**GIVEN INSTRUCTION:** In the listing below, locate the lines that hold "screenshot" and copy them.

**PROVIDED RECORDS:**
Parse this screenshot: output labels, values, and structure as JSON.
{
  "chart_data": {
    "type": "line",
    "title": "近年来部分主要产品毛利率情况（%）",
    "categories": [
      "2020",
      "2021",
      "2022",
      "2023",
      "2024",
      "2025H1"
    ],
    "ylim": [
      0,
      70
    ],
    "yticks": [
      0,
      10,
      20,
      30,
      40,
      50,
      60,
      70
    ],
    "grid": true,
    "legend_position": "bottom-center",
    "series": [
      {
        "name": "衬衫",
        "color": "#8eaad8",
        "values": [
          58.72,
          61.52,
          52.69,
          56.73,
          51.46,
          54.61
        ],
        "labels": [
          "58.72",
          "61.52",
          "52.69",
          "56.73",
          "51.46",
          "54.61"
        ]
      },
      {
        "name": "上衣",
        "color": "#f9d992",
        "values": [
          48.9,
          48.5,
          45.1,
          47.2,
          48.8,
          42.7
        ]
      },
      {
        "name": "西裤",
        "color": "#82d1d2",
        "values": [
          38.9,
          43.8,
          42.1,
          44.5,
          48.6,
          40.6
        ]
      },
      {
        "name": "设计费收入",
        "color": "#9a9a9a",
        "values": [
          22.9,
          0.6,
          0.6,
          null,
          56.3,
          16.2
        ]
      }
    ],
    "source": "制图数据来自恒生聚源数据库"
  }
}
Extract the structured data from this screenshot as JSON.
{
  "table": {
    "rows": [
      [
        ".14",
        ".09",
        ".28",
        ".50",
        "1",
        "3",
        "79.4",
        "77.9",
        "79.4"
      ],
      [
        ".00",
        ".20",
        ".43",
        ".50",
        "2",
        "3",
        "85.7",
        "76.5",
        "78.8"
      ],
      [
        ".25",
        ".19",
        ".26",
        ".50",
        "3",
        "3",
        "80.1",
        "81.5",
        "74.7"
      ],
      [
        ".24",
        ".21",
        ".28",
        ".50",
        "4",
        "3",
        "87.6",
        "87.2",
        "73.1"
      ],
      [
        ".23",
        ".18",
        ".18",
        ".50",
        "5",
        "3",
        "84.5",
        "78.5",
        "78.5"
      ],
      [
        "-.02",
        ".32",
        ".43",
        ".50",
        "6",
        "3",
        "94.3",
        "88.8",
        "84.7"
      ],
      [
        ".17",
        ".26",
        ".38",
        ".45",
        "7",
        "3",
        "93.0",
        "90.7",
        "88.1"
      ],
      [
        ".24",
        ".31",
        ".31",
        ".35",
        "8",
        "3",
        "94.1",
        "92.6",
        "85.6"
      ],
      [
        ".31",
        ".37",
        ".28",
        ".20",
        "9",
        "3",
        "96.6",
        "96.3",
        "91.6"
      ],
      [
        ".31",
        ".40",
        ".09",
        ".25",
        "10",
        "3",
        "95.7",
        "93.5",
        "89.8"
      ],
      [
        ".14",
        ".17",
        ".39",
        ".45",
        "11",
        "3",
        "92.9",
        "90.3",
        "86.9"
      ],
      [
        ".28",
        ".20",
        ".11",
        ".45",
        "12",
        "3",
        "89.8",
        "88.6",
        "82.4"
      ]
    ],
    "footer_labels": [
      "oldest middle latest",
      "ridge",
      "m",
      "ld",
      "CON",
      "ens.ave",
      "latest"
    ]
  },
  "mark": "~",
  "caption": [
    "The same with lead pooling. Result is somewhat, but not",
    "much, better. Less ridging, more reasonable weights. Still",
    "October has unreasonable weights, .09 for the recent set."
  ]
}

**ANSWER TO THE EXERCISE:**
Parse this screenshot: output labels, values, and structure as JSON.
Extract the structured data from this screenshot as JSON.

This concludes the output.